• **YOUR TASK**
Print all of the entries exactly, minus the pictures.

Collected data entries:

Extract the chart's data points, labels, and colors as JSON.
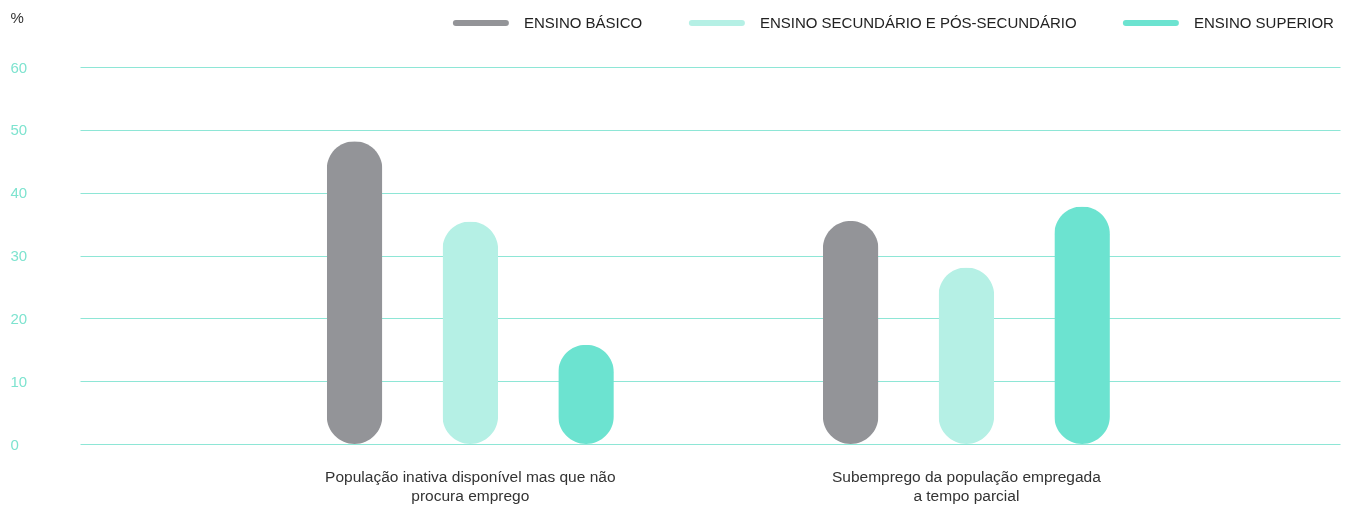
{
  "chart_data": {
    "type": "bar",
    "categories": [
      "População inativa disponível mas que não\nprocura emprego",
      "Subemprego da população empregada\na tempo parcial"
    ],
    "ylabel": "%",
    "series": [
      {
        "name": "ENSINO BÁSICO",
        "color": "#939498",
        "values": [
          48.2,
          35.5
        ]
      },
      {
        "name": "ENSINO SECUNDÁRIO E PÓS-SECUNDÁRIO",
        "color": "#b5f0e5",
        "values": [
          35.4,
          28.1
        ]
      },
      {
        "name": "ENSINO SUPERIOR",
        "color": "#6ce3d0",
        "values": [
          15.8,
          37.8
        ]
      }
    ],
    "ylim": [
      0,
      60
    ],
    "yticks": [
      0,
      10,
      20,
      30,
      40,
      50,
      60
    ],
    "grid": "y",
    "legend": "top right"
  }
}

• **SOLUTION**
Extract the chart's data points, labels, and colors as JSON.
{
  "chart_data": {
    "type": "bar",
    "categories": [
      "População inativa disponível mas que não\nprocura emprego",
      "Subemprego da população empregada\na tempo parcial"
    ],
    "ylabel": "%",
    "series": [
      {
        "name": "ENSINO BÁSICO",
        "color": "#939498",
        "values": [
          48.2,
          35.5
        ]
      },
      {
        "name": "ENSINO SECUNDÁRIO E PÓS-SECUNDÁRIO",
        "color": "#b5f0e5",
        "values": [
          35.4,
          28.1
        ]
      },
      {
        "name": "ENSINO SUPERIOR",
        "color": "#6ce3d0",
        "values": [
          15.8,
          37.8
        ]
      }
    ],
    "ylim": [
      0,
      60
    ],
    "yticks": [
      0,
      10,
      20,
      30,
      40,
      50,
      60
    ],
    "grid": "y",
    "legend": "top right"
  }
}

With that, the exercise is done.